▶ _Required task_
Print all the entries verbatim.

▶ _Given records_
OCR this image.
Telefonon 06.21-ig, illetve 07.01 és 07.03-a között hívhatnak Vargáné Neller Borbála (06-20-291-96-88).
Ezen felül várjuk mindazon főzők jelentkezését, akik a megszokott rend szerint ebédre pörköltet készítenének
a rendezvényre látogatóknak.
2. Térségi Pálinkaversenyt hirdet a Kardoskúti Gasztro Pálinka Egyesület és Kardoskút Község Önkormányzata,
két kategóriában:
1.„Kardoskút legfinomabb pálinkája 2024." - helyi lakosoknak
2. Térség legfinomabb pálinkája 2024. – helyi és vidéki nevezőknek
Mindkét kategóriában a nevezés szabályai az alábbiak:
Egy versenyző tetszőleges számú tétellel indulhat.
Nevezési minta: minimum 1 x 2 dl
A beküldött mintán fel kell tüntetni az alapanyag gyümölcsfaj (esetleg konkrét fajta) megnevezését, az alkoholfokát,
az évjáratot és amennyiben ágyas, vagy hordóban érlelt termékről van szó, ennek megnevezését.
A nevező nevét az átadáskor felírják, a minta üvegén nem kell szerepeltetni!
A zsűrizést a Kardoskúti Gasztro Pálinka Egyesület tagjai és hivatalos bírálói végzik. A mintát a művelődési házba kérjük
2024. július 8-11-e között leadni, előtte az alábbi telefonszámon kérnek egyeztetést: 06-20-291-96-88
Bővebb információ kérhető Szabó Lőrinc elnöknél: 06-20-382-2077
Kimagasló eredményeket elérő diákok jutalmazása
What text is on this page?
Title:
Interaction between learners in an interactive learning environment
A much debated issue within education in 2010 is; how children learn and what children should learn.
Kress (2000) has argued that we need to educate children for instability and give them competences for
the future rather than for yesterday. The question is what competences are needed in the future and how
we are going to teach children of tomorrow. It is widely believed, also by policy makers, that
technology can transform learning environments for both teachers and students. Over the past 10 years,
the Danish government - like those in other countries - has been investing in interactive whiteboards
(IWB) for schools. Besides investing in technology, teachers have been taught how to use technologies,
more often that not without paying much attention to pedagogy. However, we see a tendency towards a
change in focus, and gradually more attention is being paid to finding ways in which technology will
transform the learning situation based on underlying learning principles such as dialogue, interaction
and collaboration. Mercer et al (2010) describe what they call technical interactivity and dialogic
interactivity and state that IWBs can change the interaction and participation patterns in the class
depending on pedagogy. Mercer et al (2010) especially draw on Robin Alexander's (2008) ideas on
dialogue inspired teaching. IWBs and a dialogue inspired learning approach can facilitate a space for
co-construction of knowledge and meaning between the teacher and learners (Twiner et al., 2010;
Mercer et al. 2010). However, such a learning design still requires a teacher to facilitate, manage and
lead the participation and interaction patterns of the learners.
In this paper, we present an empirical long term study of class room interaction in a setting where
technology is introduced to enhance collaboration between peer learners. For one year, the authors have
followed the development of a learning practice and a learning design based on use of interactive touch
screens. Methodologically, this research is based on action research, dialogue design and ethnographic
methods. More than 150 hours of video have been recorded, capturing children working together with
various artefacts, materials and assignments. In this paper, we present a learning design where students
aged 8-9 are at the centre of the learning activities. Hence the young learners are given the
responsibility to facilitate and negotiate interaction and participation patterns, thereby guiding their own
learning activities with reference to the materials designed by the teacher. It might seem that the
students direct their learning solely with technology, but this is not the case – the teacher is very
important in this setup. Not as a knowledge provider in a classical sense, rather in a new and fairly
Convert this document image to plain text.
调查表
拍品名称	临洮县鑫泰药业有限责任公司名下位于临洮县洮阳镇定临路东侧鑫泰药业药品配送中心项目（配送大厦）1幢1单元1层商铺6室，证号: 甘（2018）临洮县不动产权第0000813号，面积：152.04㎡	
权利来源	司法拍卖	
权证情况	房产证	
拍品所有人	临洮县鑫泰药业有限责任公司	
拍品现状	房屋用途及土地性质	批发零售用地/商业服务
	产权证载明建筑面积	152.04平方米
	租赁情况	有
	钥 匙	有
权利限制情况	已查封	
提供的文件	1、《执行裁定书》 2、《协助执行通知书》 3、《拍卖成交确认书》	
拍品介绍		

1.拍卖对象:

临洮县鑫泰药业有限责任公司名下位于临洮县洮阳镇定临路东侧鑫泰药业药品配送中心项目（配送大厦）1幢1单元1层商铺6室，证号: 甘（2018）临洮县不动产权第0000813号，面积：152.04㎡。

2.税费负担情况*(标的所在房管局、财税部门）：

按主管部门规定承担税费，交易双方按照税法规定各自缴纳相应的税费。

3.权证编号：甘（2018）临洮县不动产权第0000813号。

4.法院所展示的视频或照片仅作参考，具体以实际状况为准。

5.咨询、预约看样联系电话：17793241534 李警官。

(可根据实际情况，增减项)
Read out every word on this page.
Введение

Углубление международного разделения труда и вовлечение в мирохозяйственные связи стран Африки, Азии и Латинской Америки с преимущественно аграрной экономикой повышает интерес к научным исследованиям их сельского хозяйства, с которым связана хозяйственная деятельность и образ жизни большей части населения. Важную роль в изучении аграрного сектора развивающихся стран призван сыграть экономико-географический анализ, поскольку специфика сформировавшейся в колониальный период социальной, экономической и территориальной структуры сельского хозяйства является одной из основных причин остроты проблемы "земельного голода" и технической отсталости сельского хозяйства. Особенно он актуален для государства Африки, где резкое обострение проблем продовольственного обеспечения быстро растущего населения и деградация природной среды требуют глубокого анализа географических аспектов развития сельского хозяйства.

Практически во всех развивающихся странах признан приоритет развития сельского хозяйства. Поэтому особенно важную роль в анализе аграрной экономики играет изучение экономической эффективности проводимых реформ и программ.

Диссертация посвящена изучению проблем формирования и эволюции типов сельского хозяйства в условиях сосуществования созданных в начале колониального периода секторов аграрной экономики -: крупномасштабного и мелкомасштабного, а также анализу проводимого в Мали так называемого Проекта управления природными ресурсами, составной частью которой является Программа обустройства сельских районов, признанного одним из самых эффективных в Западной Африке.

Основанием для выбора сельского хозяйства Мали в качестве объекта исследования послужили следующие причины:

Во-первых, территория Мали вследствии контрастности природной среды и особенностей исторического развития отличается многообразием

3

▶ _Answer to the problem_
OCR this image.
Telefonon 06.21-ig, illetve 07.01 és 07.03-a között hívhatnak Vargáné Neller Borbála (06-20-291-96-88).
Ezen felül várjuk mindazon főzők jelentkezését, akik a megszokott rend szerint ebédre pörköltet készítenének
a rendezvényre látogatóknak.
2. Térségi Pálinkaversenyt hirdet a Kardoskúti Gasztro Pálinka Egyesület és Kardoskút Község Önkormányzata,
két kategóriában:
1.„Kardoskút legfinomabb pálinkája 2024." - helyi lakosoknak
2. Térség legfinomabb pálinkája 2024. – helyi és vidéki nevezőknek
Mindkét kategóriában a nevezés szabályai az alábbiak:
Egy versenyző tetszőleges számú tétellel indulhat.
Nevezési minta: minimum 1 x 2 dl
A beküldött mintán fel kell tüntetni az alapanyag gyümölcsfaj (esetleg konkrét fajta) megnevezését, az alkoholfokát,
az évjáratot és amennyiben ágyas, vagy hordóban érlelt termékről van szó, ennek megnevezését.
A nevező nevét az átadáskor felírják, a minta üvegén nem kell szerepeltetni!
A zsűrizést a Kardoskúti Gasztro Pálinka Egyesület tagjai és hivatalos bírálói végzik. A mintát a művelődési házba kérjük
2024. július 8-11-e között leadni, előtte az alábbi telefonszámon kérnek egyeztetést: 06-20-291-96-88
Bővebb információ kérhető Szabó Lőrinc elnöknél: 06-20-382-2077
Kimagasló eredményeket elérő diákok jutalmazása
What text is on this page?
Title:
Interaction between learners in an interactive learning environment
A much debated issue within education in 2010 is; how children learn and what children should learn.
Kress (2000) has argued that we need to educate children for instability and give them competences for
the future rather than for yesterday. The question is what competences are needed in the future and how
we are going to teach children of tomorrow. It is widely believed, also by policy makers, that
technology can transform learning environments for both teachers and students. Over the past 10 years,
the Danish government - like those in other countries - has been investing in interactive whiteboards
(IWB) for schools. Besides investing in technology, teachers have been taught how to use technologies,
more often that not without paying much attention to pedagogy. However, we see a tendency towards a
change in focus, and gradually more attention is being paid to finding ways in which technology will
transform the learning situation based on underlying learning principles such as dialogue, interaction
and collaboration. Mercer et al (2010) describe what they call technical interactivity and dialogic
interactivity and state that IWBs can change the interaction and participation patterns in the class
depending on pedagogy. Mercer et al (2010) especially draw on Robin Alexander's (2008) ideas on
dialogue inspired teaching. IWBs and a dialogue inspired learning approach can facilitate a space for
co-construction of knowledge and meaning between the teacher and learners (Twiner et al., 2010;
Mercer et al. 2010). However, such a learning design still requires a teacher to facilitate, manage and
lead the participation and interaction patterns of the learners.
In this paper, we present an empirical long term study of class room interaction in a setting where
technology is introduced to enhance collaboration between peer learners. For one year, the authors have
followed the development of a learning practice and a learning design based on use of interactive touch
screens. Methodologically, this research is based on action research, dialogue design and ethnographic
methods. More than 150 hours of video have been recorded, capturing children working together with
various artefacts, materials and assignments. In this paper, we present a learning design where students
aged 8-9 are at the centre of the learning activities. Hence the young learners are given the
responsibility to facilitate and negotiate interaction and participation patterns, thereby guiding their own
learning activities with reference to the materials designed by the teacher. It might seem that the
students direct their learning solely with technology, but this is not the case – the teacher is very
important in this setup. Not as a knowledge provider in a classical sense, rather in a new and fairly
Convert this document image to plain text.
调查表
拍品名称	临洮县鑫泰药业有限责任公司名下位于临洮县洮阳镇定临路东侧鑫泰药业药品配送中心项目（配送大厦）1幢1单元1层商铺6室，证号: 甘（2018）临洮县不动产权第0000813号，面积：152.04㎡	
权利来源	司法拍卖	
权证情况	房产证	
拍品所有人	临洮县鑫泰药业有限责任公司	
拍品现状	房屋用途及土地性质	批发零售用地/商业服务
	产权证载明建筑面积	152.04平方米
	租赁情况	有
	钥 匙	有
权利限制情况	已查封	
提供的文件	1、《执行裁定书》 2、《协助执行通知书》 3、《拍卖成交确认书》	
拍品介绍		

1.拍卖对象:

临洮县鑫泰药业有限责任公司名下位于临洮县洮阳镇定临路东侧鑫泰药业药品配送中心项目（配送大厦）1幢1单元1层商铺6室，证号: 甘（2018）临洮县不动产权第0000813号，面积：152.04㎡。

2.税费负担情况*(标的所在房管局、财税部门）：

按主管部门规定承担税费，交易双方按照税法规定各自缴纳相应的税费。

3.权证编号：甘（2018）临洮县不动产权第0000813号。

4.法院所展示的视频或照片仅作参考，具体以实际状况为准。

5.咨询、预约看样联系电话：17793241534 李警官。

(可根据实际情况，增减项)
Read out every word on this page.
Введение

Углубление международного разделения труда и вовлечение в мирохозяйственные связи стран Африки, Азии и Латинской Америки с преимущественно аграрной экономикой повышает интерес к научным исследованиям их сельского хозяйства, с которым связана хозяйственная деятельность и образ жизни большей части населения. Важную роль в изучении аграрного сектора развивающихся стран призван сыграть экономико-географический анализ, поскольку специфика сформировавшейся в колониальный период социальной, экономической и территориальной структуры сельского хозяйства является одной из основных причин остроты проблемы "земельного голода" и технической отсталости сельского хозяйства. Особенно он актуален для государства Африки, где резкое обострение проблем продовольственного обеспечения быстро растущего населения и деградация природной среды требуют глубокого анализа географических аспектов развития сельского хозяйства.

Практически во всех развивающихся странах признан приоритет развития сельского хозяйства. Поэтому особенно важную роль в анализе аграрной экономики играет изучение экономической эффективности проводимых реформ и программ.

Диссертация посвящена изучению проблем формирования и эволюции типов сельского хозяйства в условиях сосуществования созданных в начале колониального периода секторов аграрной экономики -: крупномасштабного и мелкомасштабного, а также анализу проводимого в Мали так называемого Проекта управления природными ресурсами, составной частью которой является Программа обустройства сельских районов, признанного одним из самых эффективных в Западной Африке.

Основанием для выбора сельского хозяйства Мали в качестве объекта исследования послужили следующие причины:

Во-первых, территория Мали вследствии контрастности природной среды и особенностей исторического развития отличается многообразием

3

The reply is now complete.